Data for this exercise
·····
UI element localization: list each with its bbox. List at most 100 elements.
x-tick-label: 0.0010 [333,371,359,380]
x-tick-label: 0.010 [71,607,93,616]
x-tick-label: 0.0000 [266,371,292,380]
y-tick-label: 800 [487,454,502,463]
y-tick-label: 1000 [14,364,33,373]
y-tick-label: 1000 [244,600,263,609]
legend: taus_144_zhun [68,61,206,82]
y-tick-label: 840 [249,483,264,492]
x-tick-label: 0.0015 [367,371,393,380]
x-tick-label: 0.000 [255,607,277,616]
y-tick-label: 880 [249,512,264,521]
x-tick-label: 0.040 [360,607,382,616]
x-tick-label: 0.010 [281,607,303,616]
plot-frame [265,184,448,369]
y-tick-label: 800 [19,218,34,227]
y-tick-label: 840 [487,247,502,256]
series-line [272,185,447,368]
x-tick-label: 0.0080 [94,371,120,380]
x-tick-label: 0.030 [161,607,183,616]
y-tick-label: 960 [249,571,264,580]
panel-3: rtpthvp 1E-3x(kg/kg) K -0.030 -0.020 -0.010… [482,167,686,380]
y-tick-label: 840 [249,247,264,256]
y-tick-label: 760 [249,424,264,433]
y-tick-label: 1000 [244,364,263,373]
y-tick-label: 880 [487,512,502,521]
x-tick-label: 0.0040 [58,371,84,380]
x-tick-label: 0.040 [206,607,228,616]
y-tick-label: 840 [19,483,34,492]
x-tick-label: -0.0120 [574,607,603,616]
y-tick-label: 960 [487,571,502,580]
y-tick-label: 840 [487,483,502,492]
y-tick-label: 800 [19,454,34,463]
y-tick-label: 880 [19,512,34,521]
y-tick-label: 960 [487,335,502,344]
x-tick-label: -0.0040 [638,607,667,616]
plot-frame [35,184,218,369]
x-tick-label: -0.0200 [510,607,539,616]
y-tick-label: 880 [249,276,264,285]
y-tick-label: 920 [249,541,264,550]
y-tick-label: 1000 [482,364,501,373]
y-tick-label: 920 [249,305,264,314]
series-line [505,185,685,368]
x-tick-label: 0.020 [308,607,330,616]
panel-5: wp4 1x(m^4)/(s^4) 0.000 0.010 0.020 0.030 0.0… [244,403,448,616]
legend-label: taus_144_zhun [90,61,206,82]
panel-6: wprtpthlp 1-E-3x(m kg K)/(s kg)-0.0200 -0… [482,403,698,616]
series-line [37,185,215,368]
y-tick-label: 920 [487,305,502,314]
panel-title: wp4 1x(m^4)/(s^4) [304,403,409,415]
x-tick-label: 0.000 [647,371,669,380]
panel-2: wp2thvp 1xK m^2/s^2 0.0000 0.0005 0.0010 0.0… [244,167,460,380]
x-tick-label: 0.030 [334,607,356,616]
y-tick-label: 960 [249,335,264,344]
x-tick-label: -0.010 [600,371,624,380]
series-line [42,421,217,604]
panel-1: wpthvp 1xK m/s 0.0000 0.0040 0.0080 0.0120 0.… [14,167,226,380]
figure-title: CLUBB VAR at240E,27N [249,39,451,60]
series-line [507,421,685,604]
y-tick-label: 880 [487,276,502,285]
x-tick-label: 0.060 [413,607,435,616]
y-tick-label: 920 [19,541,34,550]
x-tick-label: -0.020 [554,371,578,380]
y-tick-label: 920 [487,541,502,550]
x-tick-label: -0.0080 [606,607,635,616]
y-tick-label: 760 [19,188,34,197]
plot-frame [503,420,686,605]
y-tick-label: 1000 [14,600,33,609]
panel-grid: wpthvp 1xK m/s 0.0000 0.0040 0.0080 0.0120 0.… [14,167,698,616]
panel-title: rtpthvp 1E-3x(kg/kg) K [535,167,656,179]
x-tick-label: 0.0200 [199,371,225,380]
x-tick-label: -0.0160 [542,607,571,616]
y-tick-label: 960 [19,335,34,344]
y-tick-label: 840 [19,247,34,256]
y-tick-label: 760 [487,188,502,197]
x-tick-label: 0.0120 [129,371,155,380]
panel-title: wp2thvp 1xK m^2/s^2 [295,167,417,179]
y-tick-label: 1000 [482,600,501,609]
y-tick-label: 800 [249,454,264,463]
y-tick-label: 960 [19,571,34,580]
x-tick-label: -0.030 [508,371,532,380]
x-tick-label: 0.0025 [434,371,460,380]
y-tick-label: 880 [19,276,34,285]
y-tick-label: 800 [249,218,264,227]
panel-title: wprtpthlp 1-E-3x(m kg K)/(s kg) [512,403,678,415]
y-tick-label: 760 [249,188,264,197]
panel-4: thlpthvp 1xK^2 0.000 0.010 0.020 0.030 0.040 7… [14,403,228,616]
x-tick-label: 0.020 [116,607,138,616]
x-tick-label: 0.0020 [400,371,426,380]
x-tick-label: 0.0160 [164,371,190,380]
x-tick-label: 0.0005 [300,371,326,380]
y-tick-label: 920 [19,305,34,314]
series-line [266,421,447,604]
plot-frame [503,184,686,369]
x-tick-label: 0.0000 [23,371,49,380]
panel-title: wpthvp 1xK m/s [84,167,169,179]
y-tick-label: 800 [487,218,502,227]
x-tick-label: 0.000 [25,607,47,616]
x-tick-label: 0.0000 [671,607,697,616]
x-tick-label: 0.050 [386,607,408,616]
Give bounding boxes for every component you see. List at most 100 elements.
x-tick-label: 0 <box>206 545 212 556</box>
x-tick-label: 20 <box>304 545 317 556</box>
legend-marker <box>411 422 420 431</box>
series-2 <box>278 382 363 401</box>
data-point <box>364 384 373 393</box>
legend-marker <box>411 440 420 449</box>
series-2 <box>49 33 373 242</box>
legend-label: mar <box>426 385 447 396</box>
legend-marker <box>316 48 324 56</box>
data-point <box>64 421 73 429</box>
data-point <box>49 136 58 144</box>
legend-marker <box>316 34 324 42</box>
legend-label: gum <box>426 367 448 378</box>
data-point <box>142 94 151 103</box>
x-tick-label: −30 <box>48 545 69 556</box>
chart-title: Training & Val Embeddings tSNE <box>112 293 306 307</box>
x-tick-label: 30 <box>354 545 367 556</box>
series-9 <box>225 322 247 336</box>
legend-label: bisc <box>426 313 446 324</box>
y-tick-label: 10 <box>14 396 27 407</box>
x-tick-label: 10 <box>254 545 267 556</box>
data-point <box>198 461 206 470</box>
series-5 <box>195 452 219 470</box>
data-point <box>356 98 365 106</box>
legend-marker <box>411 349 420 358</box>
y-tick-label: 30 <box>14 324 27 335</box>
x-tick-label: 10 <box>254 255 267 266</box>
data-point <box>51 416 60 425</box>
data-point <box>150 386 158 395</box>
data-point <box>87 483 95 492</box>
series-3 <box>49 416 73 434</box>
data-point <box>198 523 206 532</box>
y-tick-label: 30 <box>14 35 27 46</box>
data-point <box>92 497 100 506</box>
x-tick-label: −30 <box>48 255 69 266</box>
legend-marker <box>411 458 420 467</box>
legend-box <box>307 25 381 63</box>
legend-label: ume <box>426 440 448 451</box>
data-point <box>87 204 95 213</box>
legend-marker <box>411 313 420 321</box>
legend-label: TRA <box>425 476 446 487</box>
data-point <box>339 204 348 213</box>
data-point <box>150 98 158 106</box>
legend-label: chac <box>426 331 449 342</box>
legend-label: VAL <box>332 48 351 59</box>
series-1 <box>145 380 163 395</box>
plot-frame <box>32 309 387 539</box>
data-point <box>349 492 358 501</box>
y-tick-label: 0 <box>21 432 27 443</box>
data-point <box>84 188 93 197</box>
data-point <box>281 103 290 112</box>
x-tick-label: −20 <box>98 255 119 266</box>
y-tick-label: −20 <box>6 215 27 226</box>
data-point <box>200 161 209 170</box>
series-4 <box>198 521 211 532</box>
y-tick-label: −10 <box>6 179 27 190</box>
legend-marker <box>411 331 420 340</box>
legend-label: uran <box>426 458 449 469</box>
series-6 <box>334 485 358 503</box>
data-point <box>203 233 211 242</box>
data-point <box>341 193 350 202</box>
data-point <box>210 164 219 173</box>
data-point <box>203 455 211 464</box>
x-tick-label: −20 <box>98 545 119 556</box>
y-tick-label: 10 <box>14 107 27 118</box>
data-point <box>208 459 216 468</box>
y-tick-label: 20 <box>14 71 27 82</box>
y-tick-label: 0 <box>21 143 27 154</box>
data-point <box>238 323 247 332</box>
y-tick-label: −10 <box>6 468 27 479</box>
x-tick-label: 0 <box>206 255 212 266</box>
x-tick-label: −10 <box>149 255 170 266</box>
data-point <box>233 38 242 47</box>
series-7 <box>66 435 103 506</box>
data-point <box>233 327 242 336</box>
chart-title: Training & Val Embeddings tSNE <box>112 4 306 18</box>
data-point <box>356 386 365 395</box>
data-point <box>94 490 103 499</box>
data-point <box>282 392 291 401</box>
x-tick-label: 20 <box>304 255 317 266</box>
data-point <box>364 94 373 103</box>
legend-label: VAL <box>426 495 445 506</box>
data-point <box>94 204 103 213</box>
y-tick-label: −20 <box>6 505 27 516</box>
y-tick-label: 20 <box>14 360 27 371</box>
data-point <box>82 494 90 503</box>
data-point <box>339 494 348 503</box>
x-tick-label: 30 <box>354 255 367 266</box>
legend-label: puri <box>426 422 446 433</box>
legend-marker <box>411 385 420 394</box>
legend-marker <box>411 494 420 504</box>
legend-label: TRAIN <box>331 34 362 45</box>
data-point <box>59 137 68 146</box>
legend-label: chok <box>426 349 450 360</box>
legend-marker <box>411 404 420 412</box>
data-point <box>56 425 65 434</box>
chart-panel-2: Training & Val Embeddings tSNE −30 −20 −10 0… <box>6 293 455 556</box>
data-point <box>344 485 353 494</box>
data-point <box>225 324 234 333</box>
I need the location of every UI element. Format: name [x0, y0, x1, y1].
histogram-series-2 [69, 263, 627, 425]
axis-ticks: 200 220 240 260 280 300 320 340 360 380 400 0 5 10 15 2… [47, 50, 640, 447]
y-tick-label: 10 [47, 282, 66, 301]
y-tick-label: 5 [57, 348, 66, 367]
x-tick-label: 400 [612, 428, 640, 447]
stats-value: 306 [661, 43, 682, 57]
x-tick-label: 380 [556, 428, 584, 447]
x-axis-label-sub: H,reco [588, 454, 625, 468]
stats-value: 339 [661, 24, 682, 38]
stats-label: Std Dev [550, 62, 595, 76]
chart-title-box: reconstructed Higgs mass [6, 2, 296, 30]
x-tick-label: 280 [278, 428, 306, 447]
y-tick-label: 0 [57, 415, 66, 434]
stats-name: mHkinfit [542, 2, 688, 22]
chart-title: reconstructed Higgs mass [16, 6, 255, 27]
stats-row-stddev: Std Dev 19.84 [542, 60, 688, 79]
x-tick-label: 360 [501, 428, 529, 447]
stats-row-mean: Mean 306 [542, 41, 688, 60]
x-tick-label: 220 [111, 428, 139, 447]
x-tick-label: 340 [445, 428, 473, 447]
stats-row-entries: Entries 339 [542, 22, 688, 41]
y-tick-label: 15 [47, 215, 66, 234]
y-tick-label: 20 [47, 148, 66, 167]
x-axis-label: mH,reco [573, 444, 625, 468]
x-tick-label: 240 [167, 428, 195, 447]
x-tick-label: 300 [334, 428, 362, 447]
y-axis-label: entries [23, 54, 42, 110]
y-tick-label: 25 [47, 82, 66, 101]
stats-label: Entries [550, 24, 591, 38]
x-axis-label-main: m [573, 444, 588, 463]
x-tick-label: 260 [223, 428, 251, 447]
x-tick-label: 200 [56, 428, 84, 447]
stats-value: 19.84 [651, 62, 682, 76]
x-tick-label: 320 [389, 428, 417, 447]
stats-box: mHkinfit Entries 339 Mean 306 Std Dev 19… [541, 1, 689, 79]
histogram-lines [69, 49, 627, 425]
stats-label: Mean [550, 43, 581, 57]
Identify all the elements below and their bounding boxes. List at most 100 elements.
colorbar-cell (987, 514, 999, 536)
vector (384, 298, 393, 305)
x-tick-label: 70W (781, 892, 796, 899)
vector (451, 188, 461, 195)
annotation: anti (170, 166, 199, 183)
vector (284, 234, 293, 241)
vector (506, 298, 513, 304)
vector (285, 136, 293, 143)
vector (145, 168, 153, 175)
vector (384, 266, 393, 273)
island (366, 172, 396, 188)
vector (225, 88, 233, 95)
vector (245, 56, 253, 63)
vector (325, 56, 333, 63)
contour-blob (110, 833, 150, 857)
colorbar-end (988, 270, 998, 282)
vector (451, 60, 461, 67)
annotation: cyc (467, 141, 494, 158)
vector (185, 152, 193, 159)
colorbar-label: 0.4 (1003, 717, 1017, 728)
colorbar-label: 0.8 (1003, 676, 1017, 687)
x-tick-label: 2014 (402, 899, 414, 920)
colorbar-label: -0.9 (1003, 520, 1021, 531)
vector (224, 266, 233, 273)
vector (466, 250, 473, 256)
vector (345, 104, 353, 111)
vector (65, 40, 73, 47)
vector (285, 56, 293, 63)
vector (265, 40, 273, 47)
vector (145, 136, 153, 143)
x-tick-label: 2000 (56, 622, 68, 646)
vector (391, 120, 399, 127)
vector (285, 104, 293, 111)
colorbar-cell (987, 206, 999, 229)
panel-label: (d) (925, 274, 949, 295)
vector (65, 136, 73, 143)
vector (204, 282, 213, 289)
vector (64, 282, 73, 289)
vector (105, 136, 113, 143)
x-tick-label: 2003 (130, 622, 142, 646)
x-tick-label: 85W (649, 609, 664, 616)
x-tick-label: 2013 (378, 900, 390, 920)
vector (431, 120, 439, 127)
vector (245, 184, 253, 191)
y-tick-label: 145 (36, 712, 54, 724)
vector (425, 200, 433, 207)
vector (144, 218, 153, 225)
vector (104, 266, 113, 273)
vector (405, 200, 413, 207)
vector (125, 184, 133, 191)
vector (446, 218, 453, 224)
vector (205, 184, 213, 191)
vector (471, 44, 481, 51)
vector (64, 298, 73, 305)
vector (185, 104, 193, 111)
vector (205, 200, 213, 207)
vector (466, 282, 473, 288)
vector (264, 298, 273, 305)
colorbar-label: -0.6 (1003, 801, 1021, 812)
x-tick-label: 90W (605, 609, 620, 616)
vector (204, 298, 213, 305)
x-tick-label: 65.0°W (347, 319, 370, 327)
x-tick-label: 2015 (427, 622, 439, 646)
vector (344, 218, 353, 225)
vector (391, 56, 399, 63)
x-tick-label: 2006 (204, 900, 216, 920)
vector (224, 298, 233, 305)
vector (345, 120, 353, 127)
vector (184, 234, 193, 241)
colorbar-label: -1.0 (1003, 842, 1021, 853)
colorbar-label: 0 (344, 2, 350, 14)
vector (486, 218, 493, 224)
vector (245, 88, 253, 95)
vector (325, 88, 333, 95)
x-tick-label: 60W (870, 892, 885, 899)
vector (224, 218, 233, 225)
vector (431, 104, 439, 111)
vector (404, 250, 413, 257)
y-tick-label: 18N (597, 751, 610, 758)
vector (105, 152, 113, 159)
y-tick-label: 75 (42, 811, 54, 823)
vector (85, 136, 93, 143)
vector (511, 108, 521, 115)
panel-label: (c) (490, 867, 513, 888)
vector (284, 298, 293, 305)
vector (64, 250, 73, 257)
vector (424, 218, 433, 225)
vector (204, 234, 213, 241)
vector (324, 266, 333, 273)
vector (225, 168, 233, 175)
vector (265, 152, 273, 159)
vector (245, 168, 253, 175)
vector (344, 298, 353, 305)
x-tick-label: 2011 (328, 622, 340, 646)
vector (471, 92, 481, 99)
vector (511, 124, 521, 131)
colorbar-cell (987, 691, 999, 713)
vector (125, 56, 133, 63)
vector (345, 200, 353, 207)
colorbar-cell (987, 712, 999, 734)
·····
Directive
Please copy out the records unchanged, from the first line through the line with "panel-1: wpthvp 1xK", including that line.

Result for this exercise
UI element localization: list each with its bbox. List at most 100 elements.
x-tick-label: 0.0010 [333,371,359,380]
x-tick-label: 0.010 [71,607,93,616]
x-tick-label: 0.0000 [266,371,292,380]
y-tick-label: 800 [487,454,502,463]
y-tick-label: 1000 [14,364,33,373]
y-tick-label: 1000 [244,600,263,609]
legend: taus_144_zhun [68,61,206,82]
y-tick-label: 840 [249,483,264,492]
x-tick-label: 0.0015 [367,371,393,380]
x-tick-label: 0.000 [255,607,277,616]
y-tick-label: 880 [249,512,264,521]
x-tick-label: 0.040 [360,607,382,616]
x-tick-label: 0.010 [281,607,303,616]
plot-frame [265,184,448,369]
y-tick-label: 800 [19,218,34,227]
y-tick-label: 840 [487,247,502,256]
series-line [272,185,447,368]
x-tick-label: 0.0080 [94,371,120,380]
x-tick-label: 0.030 [161,607,183,616]
y-tick-label: 960 [249,571,264,580]
panel-3: rtpthvp 1E-3x(kg/kg) K -0.030 -0.020 -0.010… [482,167,686,380]
y-tick-label: 840 [249,247,264,256]
y-tick-label: 760 [249,424,264,433]
y-tick-label: 1000 [244,364,263,373]
y-tick-label: 880 [487,512,502,521]
x-tick-label: 0.0040 [58,371,84,380]
x-tick-label: 0.040 [206,607,228,616]
y-tick-label: 840 [19,483,34,492]
x-tick-label: -0.0120 [574,607,603,616]
y-tick-label: 960 [487,571,502,580]
y-tick-label: 840 [487,483,502,492]
y-tick-label: 800 [19,454,34,463]
y-tick-label: 880 [19,512,34,521]
y-tick-label: 960 [487,335,502,344]
x-tick-label: -0.0040 [638,607,667,616]
plot-frame [35,184,218,369]
x-tick-label: -0.0200 [510,607,539,616]
y-tick-label: 880 [249,276,264,285]
y-tick-label: 920 [249,541,264,550]
y-tick-label: 1000 [482,364,501,373]
y-tick-label: 920 [249,305,264,314]
series-line [505,185,685,368]
x-tick-label: 0.020 [308,607,330,616]
panel-5: wp4 1x(m^4)/(s^4) 0.000 0.010 0.020 0.030 0.0… [244,403,448,616]
legend-label: taus_144_zhun [90,61,206,82]
panel-6: wprtpthlp 1-E-3x(m kg K)/(s kg)-0.0200 -0… [482,403,698,616]
series-line [37,185,215,368]
y-tick-label: 920 [487,305,502,314]
panel-title: wp4 1x(m^4)/(s^4) [304,403,409,415]
x-tick-label: 0.000 [647,371,669,380]
panel-2: wp2thvp 1xK m^2/s^2 0.0000 0.0005 0.0010 0.0… [244,167,460,380]
x-tick-label: 0.030 [334,607,356,616]
y-tick-label: 960 [249,335,264,344]
x-tick-label: -0.010 [600,371,624,380]
series-line [42,421,217,604]
panel-1: wpthvp 1xK m/s 0.0000 0.0040 0.0080 0.0120 0.… [14,167,226,380]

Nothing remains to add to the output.